• **Written instruction 1**
Can you extract the Delphi and Freepascal timer description in full, word for word?

• **Document text**
══════════
Efficient Timer for Delphi and Freepascal
Description:
It's a timer by Amine Moulay Ramdane based on TSC Pentium register and on RDTSCP that is portable to Windows and Linux and Mac OSX.
So you have to understand the essence of measuring the time in computers , so for example C++ <chrono> library does not provide a direct way to retrieve the CPU frequency. The C++ <chrono> library primarily deals with time-related operations, such as measuring durations and performing time point calculations, but the best accuracy of C++ <chrono> library is in nanosecond, so it is not so good, since you also need the accuracy in CPU cycles or ticks as is providing it my new StopWatch, so i invite you to study my new StopWatch so that to know how to implement a good StopWatch, so i invite you to read my below previous thoughts about the StopWatch so that you understand my views:
So you have to understand that the RDTSCP assembler instruction provides a synchronized timestamp across cores. The RDTSCP assembler instruction ensures that the timestamp is consistent across cores and can be used for accurate timing measurements in multicore/threaded environments. But RDTSCP assembler instruction is available only in newer CPUs, So now i will document more how to use CPU affinity in Windows and Linux so that to solve the following problem with the RDTSC assembler instruction that supports the older CPUs:
- Multicore/Threaded environments: If your system has multiple cores or threads, using rdtsc may not provide synchronized timing across different cores or threads. This can lead to inconsistent and unreliable timing measurements.
So i have just added to my new StopWatch a PreciseSleep() function that is more accurate than the Windows and Linux Sleep() function, so now i think it is the final source code version of my StopWatch, and i have tested it with older CPUs and with newer CPUs and i think it is working correctly, and i have also tested it with both Windows and Linux and i think it is working correctly.
══════════
• **Extracted information**
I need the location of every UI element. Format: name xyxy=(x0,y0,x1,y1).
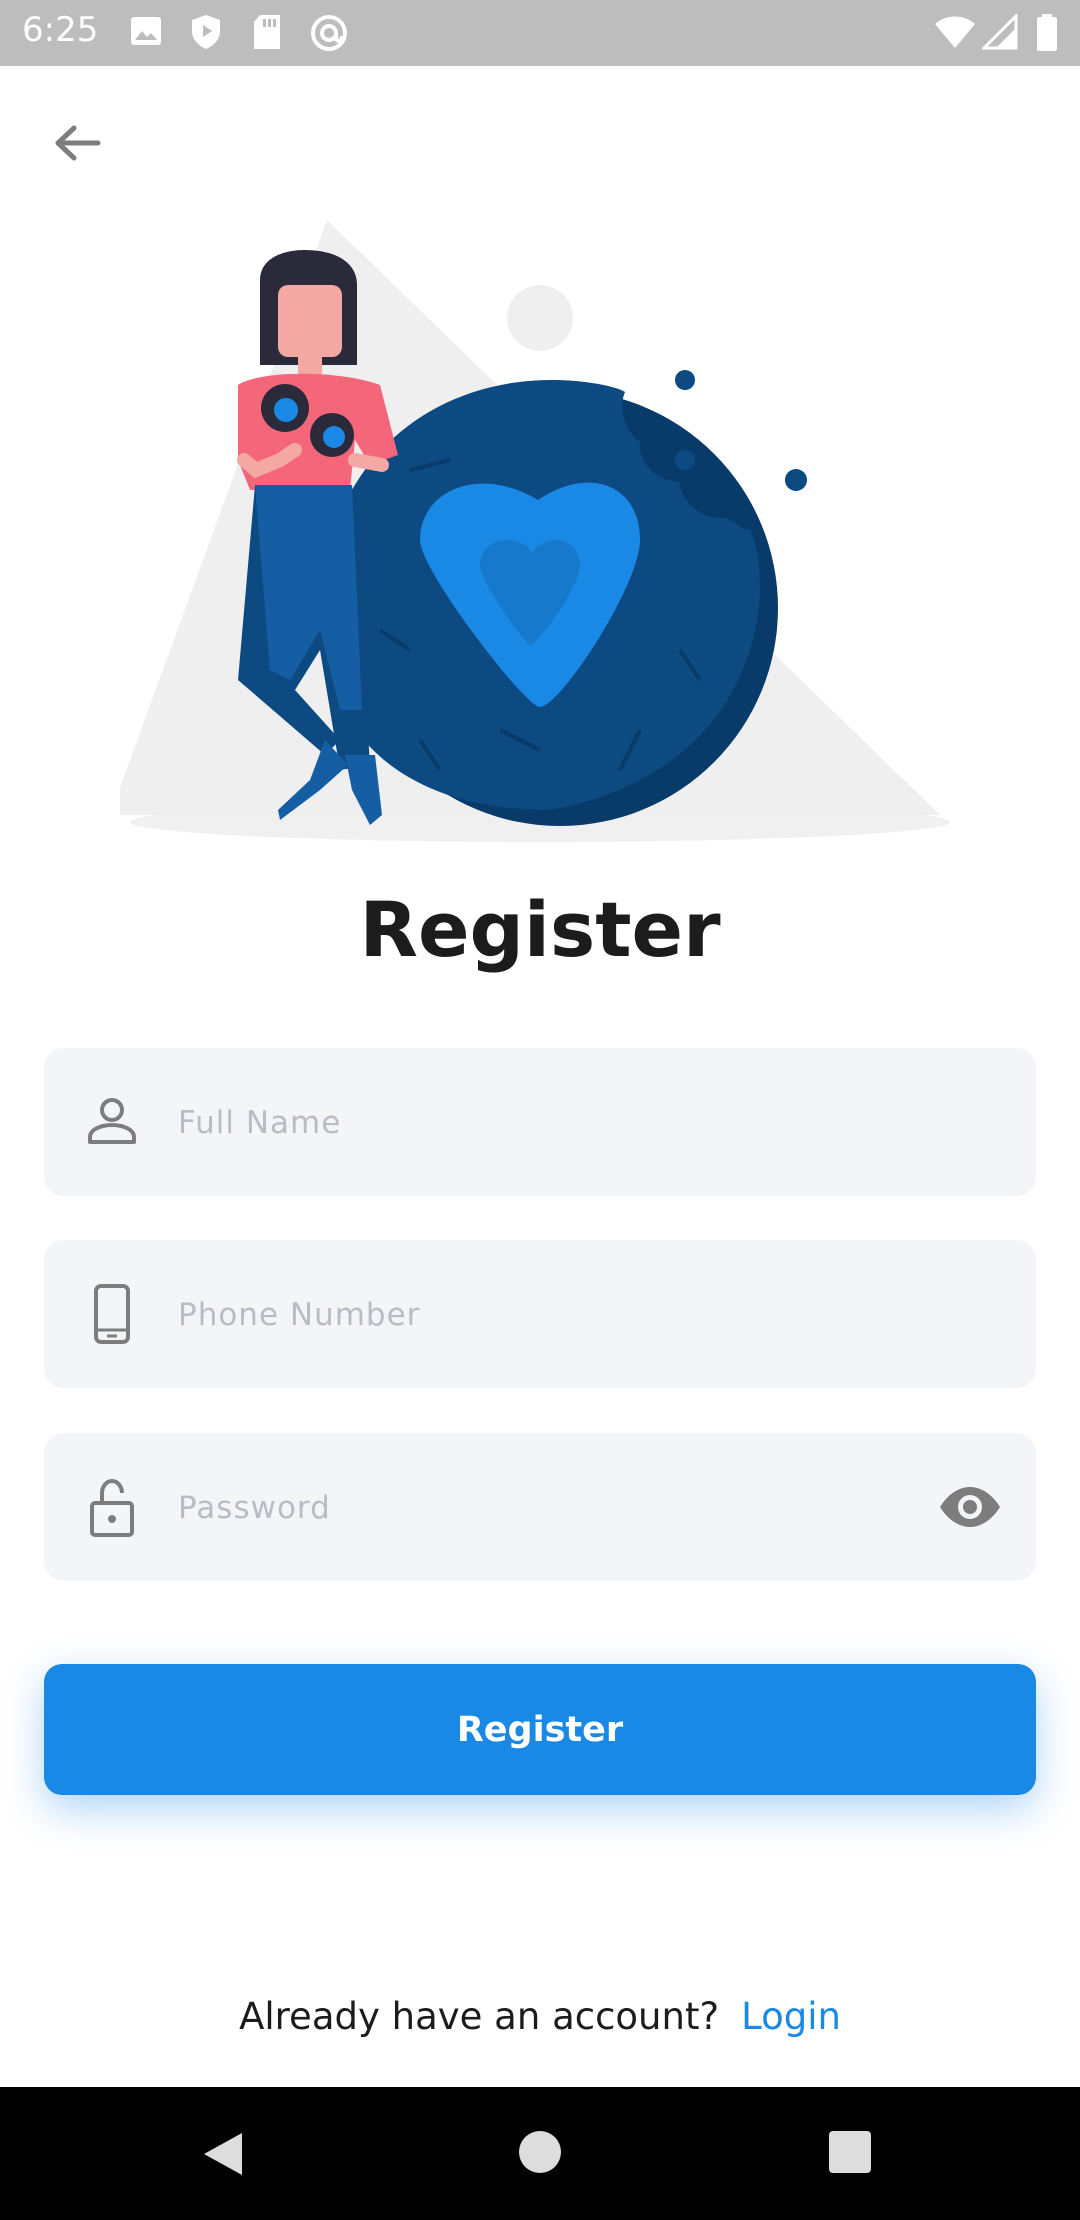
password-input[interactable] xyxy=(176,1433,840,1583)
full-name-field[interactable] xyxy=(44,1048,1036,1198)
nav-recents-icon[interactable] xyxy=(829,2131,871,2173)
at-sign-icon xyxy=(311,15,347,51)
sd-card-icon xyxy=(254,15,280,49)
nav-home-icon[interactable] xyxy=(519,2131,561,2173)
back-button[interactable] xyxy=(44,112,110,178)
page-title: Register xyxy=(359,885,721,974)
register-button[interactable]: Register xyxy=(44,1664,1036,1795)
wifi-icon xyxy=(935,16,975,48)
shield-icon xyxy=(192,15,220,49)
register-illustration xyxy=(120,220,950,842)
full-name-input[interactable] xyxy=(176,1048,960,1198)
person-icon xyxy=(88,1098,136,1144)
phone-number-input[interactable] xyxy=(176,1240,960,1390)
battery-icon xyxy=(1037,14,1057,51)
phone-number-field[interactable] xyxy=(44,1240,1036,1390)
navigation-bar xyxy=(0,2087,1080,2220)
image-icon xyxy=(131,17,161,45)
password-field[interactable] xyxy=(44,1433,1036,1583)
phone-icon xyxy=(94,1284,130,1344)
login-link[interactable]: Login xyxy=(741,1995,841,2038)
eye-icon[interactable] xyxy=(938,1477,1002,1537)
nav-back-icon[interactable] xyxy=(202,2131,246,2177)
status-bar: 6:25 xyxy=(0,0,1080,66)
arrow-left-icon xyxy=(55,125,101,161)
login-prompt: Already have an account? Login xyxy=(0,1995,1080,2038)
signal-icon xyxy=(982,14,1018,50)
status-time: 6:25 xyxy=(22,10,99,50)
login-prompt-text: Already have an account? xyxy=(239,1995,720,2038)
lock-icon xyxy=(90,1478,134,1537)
══════════
• **Written instruction 2**
Could you copy the entries verbatim, starting at the line containing "password-input[interactable] xyxy=(176,1433,840,1583)" and ending at the line containing "signal-icon xyxy=(982,14,1018,50)"?

• **Task response 1**
Efficient Timer for Delphi and Freepascal
Description:
It's a timer by Amine Moulay Ramdane based on TSC Pentium register and on RDTSCP that is portable to Windows and Linux and Mac OSX.
So you have to understand the essence of measuring the time in computers , so for example C++ <chrono> library does not provide a direct way to retrieve the CPU frequency. The C++ <chrono> library primarily deals with time-related operations, such as measuring durations and performing time point calculations, but the best accuracy of C++ <chrono> library is in nanosecond, so it is not so good, since you also need the accuracy in CPU cycles or ticks as is providing it my new StopWatch, so i invite you to study my new StopWatch so that to know how to implement a good StopWatch, so i invite you to read my below previous thoughts about the StopWatch so that you understand my views:
So you have to understand that the RDTSCP assembler instruction provides a synchronized timestamp across cores. The RDTSCP assembler instruction ensures that the timestamp is consistent across cores and can be used for accurate timing measurements in multicore/threaded environments. But RDTSCP assembler instruction is available only in newer CPUs, So now i will document more how to use CPU affinity in Windows and Linux so that to solve the following problem with the RDTSC assembler instruction that supports the older CPUs:
- Multicore/Threaded environments: If your system has multiple cores or threads, using rdtsc may not provide synchronized timing across different cores or threads. This can lead to inconsistent and unreliable timing measurements.
So i have just added to my new StopWatch a PreciseSleep() function that is more accurate than the Windows and Linux Sleep() function, so now i think it is the final source code version of my StopWatch, and i have tested it with older CPUs and with newer CPUs and i think it is working correctly, and i have also tested it with both Windows and Linux and i think it is working correctly.

• **Task response 2**
password-input[interactable] xyxy=(176,1433,840,1583)
full-name-field[interactable] xyxy=(44,1048,1036,1198)
nav-recents-icon[interactable] xyxy=(829,2131,871,2173)
at-sign-icon xyxy=(311,15,347,51)
sd-card-icon xyxy=(254,15,280,49)
nav-home-icon[interactable] xyxy=(519,2131,561,2173)
back-button[interactable] xyxy=(44,112,110,178)
page-title: Register xyxy=(359,885,721,974)
register-button[interactable]: Register xyxy=(44,1664,1036,1795)
wifi-icon xyxy=(935,16,975,48)
shield-icon xyxy=(192,15,220,49)
register-illustration xyxy=(120,220,950,842)
full-name-input[interactable] xyxy=(176,1048,960,1198)
person-icon xyxy=(88,1098,136,1144)
phone-number-input[interactable] xyxy=(176,1240,960,1390)
battery-icon xyxy=(1037,14,1057,51)
phone-number-field[interactable] xyxy=(44,1240,1036,1390)
navigation-bar xyxy=(0,2087,1080,2220)
image-icon xyxy=(131,17,161,45)
password-field[interactable] xyxy=(44,1433,1036,1583)
phone-icon xyxy=(94,1284,130,1344)
login-link[interactable]: Login xyxy=(741,1995,841,2038)
eye-icon[interactable] xyxy=(938,1477,1002,1537)
nav-back-icon[interactable] xyxy=(202,2131,246,2177)
status-bar: 6:25 xyxy=(0,0,1080,66)
arrow-left-icon xyxy=(55,125,101,161)
login-prompt: Already have an account? Login xyxy=(0,1995,1080,2038)
signal-icon xyxy=(982,14,1018,50)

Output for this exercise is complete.